--- START SOURCE RECORDS ---

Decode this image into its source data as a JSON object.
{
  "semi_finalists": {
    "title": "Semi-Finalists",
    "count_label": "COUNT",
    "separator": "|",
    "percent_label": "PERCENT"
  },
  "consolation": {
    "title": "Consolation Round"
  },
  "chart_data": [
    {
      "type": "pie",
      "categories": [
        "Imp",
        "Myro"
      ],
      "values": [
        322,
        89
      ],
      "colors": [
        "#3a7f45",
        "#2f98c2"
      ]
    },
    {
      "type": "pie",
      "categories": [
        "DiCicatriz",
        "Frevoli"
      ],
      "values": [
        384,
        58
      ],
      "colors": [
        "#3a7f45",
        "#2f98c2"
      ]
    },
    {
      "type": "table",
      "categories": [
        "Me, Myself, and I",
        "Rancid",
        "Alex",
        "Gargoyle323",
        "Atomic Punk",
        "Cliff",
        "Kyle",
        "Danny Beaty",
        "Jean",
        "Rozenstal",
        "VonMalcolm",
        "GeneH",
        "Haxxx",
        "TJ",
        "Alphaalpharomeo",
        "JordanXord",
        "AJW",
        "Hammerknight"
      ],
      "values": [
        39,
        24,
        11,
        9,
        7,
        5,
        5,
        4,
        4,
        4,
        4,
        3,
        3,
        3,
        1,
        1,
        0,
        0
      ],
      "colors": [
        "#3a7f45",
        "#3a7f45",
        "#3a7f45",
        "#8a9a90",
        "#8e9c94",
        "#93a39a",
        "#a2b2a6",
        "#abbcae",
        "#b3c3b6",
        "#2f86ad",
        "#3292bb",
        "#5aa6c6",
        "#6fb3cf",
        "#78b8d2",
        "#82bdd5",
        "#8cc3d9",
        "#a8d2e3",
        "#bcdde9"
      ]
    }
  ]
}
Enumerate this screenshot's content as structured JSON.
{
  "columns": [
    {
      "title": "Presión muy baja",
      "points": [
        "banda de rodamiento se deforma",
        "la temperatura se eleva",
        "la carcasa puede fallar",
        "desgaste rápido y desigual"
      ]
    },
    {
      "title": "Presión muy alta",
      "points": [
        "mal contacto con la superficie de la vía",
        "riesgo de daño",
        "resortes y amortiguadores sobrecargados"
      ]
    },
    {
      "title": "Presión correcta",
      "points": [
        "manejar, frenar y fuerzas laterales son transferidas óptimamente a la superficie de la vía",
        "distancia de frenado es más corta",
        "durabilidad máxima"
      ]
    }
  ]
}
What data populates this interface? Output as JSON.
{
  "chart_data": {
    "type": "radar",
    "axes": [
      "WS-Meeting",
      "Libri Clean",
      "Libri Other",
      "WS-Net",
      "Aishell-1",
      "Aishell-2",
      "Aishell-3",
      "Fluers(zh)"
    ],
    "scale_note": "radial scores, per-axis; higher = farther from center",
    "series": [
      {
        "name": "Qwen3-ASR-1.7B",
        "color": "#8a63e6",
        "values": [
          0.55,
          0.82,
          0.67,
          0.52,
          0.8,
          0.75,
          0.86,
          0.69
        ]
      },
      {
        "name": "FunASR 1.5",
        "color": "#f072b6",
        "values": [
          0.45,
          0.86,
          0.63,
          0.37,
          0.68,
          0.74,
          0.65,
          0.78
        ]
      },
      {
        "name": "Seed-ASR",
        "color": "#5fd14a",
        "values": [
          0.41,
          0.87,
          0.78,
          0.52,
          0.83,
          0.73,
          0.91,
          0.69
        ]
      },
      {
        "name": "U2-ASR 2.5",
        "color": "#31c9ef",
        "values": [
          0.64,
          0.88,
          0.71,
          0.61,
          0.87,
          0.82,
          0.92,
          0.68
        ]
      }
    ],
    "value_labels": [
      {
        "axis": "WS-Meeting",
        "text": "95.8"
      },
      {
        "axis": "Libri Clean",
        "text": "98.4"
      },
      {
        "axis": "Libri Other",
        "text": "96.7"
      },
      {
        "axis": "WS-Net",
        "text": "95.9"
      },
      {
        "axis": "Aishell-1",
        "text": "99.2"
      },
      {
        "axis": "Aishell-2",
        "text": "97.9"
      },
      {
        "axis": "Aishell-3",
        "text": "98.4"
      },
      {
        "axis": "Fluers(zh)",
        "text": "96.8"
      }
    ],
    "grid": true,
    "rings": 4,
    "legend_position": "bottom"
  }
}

--- END SOURCE RECORDS ---

◆ GOAL ◆
Repeat every entry exactly, please.

◆ RESULT ◆
Decode this image into its source data as a JSON object.
{
  "semi_finalists": {
    "title": "Semi-Finalists",
    "count_label": "COUNT",
    "separator": "|",
    "percent_label": "PERCENT"
  },
  "consolation": {
    "title": "Consolation Round"
  },
  "chart_data": [
    {
      "type": "pie",
      "categories": [
        "Imp",
        "Myro"
      ],
      "values": [
        322,
        89
      ],
      "colors": [
        "#3a7f45",
        "#2f98c2"
      ]
    },
    {
      "type": "pie",
      "categories": [
        "DiCicatriz",
        "Frevoli"
      ],
      "values": [
        384,
        58
      ],
      "colors": [
        "#3a7f45",
        "#2f98c2"
      ]
    },
    {
      "type": "table",
      "categories": [
        "Me, Myself, and I",
        "Rancid",
        "Alex",
        "Gargoyle323",
        "Atomic Punk",
        "Cliff",
        "Kyle",
        "Danny Beaty",
        "Jean",
        "Rozenstal",
        "VonMalcolm",
        "GeneH",
        "Haxxx",
        "TJ",
        "Alphaalpharomeo",
        "JordanXord",
        "AJW",
        "Hammerknight"
      ],
      "values": [
        39,
        24,
        11,
        9,
        7,
        5,
        5,
        4,
        4,
        4,
        4,
        3,
        3,
        3,
        1,
        1,
        0,
        0
      ],
      "colors": [
        "#3a7f45",
        "#3a7f45",
        "#3a7f45",
        "#8a9a90",
        "#8e9c94",
        "#93a39a",
        "#a2b2a6",
        "#abbcae",
        "#b3c3b6",
        "#2f86ad",
        "#3292bb",
        "#5aa6c6",
        "#6fb3cf",
        "#78b8d2",
        "#82bdd5",
        "#8cc3d9",
        "#a8d2e3",
        "#bcdde9"
      ]
    }
  ]
}
Enumerate this screenshot's content as structured JSON.
{
  "columns": [
    {
      "title": "Presión muy baja",
      "points": [
        "banda de rodamiento se deforma",
        "la temperatura se eleva",
        "la carcasa puede fallar",
        "desgaste rápido y desigual"
      ]
    },
    {
      "title": "Presión muy alta",
      "points": [
        "mal contacto con la superficie de la vía",
        "riesgo de daño",
        "resortes y amortiguadores sobrecargados"
      ]
    },
    {
      "title": "Presión correcta",
      "points": [
        "manejar, frenar y fuerzas laterales son transferidas óptimamente a la superficie de la vía",
        "distancia de frenado es más corta",
        "durabilidad máxima"
      ]
    }
  ]
}
What data populates this interface? Output as JSON.
{
  "chart_data": {
    "type": "radar",
    "axes": [
      "WS-Meeting",
      "Libri Clean",
      "Libri Other",
      "WS-Net",
      "Aishell-1",
      "Aishell-2",
      "Aishell-3",
      "Fluers(zh)"
    ],
    "scale_note": "radial scores, per-axis; higher = farther from center",
    "series": [
      {
        "name": "Qwen3-ASR-1.7B",
        "color": "#8a63e6",
        "values": [
          0.55,
          0.82,
          0.67,
          0.52,
          0.8,
          0.75,
          0.86,
          0.69
        ]
      },
      {
        "name": "FunASR 1.5",
        "color": "#f072b6",
        "values": [
          0.45,
          0.86,
          0.63,
          0.37,
          0.68,
          0.74,
          0.65,
          0.78
        ]
      },
      {
        "name": "Seed-ASR",
        "color": "#5fd14a",
        "values": [
          0.41,
          0.87,
          0.78,
          0.52,
          0.83,
          0.73,
          0.91,
          0.69
        ]
      },
      {
        "name": "U2-ASR 2.5",
        "color": "#31c9ef",
        "values": [
          0.64,
          0.88,
          0.71,
          0.61,
          0.87,
          0.82,
          0.92,
          0.68
        ]
      }
    ],
    "value_labels": [
      {
        "axis": "WS-Meeting",
        "text": "95.8"
      },
      {
        "axis": "Libri Clean",
        "text": "98.4"
      },
      {
        "axis": "Libri Other",
        "text": "96.7"
      },
      {
        "axis": "WS-Net",
        "text": "95.9"
      },
      {
        "axis": "Aishell-1",
        "text": "99.2"
      },
      {
        "axis": "Aishell-2",
        "text": "97.9"
      },
      {
        "axis": "Aishell-3",
        "text": "98.4"
      },
      {
        "axis": "Fluers(zh)",
        "text": "96.8"
      }
    ],
    "grid": true,
    "rings": 4,
    "legend_position": "bottom"
  }
}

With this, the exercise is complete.